_Extrait choisi_.
---

À tant vouloir répondre positivement à cette exigence, on se condamne non seulement à poser des affirmations abusives mais aussi à manquer un des charmes de l’Histoire : la perception que celle-ci est un récit, un roman si l’on veut, et même un conte, qui est toujours en cours d’élaboration, de refonte, de réajustement, un récit qui est en fait en permanence à l’état naissant ou renaissant. Que ces transformations du récit ne nous rapprochent en rien d’une « réalité » insaisissable (à supposer qu’elle fût!) peut décevoir mais permet en même temps de ressentir le surgissement neuf (et assez exaltant) d’un nouveau possible.

À la différence toutefois du conte ou du roman, le récit historique doit aussi prendre en compte ce qui est considéré, au moment où il s’invente, comme de la documentation et c’est cette exigence qui, le corsetant, lui confère son caractère scientifique.

---

_Données d'entrée_.
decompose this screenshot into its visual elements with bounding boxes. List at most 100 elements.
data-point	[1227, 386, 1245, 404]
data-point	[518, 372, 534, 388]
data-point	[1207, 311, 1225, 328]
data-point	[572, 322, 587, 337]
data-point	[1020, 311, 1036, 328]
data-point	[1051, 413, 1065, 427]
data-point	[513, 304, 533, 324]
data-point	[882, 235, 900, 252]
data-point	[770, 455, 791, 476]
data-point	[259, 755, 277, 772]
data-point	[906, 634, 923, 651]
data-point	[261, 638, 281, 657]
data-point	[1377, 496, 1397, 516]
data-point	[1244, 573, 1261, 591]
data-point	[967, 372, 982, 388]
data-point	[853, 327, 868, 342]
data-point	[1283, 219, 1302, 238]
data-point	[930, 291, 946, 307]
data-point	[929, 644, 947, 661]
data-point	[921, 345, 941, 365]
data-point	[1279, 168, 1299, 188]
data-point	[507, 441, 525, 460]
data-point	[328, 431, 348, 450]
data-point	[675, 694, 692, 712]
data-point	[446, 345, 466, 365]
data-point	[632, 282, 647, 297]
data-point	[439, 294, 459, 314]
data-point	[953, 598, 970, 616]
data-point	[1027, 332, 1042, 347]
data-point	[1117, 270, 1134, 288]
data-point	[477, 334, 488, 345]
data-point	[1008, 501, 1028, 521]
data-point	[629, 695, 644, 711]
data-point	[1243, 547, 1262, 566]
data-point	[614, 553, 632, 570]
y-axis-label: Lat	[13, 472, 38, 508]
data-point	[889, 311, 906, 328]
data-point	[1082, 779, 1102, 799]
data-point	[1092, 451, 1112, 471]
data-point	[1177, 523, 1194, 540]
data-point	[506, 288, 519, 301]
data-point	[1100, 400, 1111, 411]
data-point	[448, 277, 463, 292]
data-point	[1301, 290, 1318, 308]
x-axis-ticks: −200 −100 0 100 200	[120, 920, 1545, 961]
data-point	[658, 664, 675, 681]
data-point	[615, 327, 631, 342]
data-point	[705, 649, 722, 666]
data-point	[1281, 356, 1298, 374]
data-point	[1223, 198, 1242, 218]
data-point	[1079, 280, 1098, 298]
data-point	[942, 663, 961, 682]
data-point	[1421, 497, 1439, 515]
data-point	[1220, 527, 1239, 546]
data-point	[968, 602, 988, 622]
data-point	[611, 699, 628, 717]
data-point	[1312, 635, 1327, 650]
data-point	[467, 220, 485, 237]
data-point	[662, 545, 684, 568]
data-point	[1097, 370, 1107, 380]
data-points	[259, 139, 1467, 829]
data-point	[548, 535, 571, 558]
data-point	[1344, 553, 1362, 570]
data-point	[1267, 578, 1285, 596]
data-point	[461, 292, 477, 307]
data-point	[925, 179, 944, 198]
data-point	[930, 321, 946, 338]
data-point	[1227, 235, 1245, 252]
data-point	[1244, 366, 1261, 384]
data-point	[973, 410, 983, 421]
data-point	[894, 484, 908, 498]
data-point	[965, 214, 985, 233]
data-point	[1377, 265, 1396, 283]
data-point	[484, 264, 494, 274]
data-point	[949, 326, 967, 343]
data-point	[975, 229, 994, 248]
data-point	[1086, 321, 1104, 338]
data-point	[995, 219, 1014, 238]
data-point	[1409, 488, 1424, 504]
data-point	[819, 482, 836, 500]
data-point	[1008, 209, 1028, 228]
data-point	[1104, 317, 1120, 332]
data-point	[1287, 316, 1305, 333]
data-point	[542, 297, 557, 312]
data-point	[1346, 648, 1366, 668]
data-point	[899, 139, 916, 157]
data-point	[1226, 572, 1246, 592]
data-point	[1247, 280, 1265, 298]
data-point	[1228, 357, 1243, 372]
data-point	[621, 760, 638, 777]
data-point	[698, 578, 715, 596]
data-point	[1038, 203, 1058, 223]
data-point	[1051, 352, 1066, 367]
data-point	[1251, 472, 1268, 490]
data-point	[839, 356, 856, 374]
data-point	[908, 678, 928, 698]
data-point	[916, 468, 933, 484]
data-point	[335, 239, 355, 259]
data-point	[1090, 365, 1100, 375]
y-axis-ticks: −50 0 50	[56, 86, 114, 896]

---

_Tâche demandée A_.
Traduisez en anglais la phrase suivante de l'extrait sur le récit historique : « À la différence toutefois du conte ou du roman, le récit historique doit aussi prendre en compte ce qui est considéré, au moment où il s’invente, comme de la documentation et c’est cette exigence qui, le corsetant, lui confère son caractère scientifique. »
_Tâche demandée B_.
Dans les enregistrements, recopiez tout, depuis le début jusqu'à la ligne contenant « 356, 1298, 374] » comprise, en changeant « data-point » en « point » et sans toucher au reste.

_Résultat A_.
Unlike the tale or the novel, however, the historical narrative must also take into account what is regarded, at the moment it is being invented, as documentation, and it is this requirement which, by constraining it, gives it its scientific character.

_Résultat B_.
decompose this screenshot into its visual elements with bounding boxes. List at most 100 elements.
point	[1227, 386, 1245, 404]
point	[518, 372, 534, 388]
point	[1207, 311, 1225, 328]
point	[572, 322, 587, 337]
point	[1020, 311, 1036, 328]
point	[1051, 413, 1065, 427]
point	[513, 304, 533, 324]
point	[882, 235, 900, 252]
point	[770, 455, 791, 476]
point	[259, 755, 277, 772]
point	[906, 634, 923, 651]
point	[261, 638, 281, 657]
point	[1377, 496, 1397, 516]
point	[1244, 573, 1261, 591]
point	[967, 372, 982, 388]
point	[853, 327, 868, 342]
point	[1283, 219, 1302, 238]
point	[930, 291, 946, 307]
point	[929, 644, 947, 661]
point	[921, 345, 941, 365]
point	[1279, 168, 1299, 188]
point	[507, 441, 525, 460]
point	[328, 431, 348, 450]
point	[675, 694, 692, 712]
point	[446, 345, 466, 365]
point	[632, 282, 647, 297]
point	[439, 294, 459, 314]
point	[953, 598, 970, 616]
point	[1027, 332, 1042, 347]
point	[1117, 270, 1134, 288]
point	[477, 334, 488, 345]
point	[1008, 501, 1028, 521]
point	[629, 695, 644, 711]
point	[1243, 547, 1262, 566]
point	[614, 553, 632, 570]
y-axis-label: Lat	[13, 472, 38, 508]
point	[889, 311, 906, 328]
point	[1082, 779, 1102, 799]
point	[1092, 451, 1112, 471]
point	[1177, 523, 1194, 540]
point	[506, 288, 519, 301]
point	[1100, 400, 1111, 411]
point	[448, 277, 463, 292]
point	[1301, 290, 1318, 308]
x-axis-ticks: −200 −100 0 100 200	[120, 920, 1545, 961]
point	[658, 664, 675, 681]
point	[615, 327, 631, 342]
point	[705, 649, 722, 666]
point	[1281, 356, 1298, 374]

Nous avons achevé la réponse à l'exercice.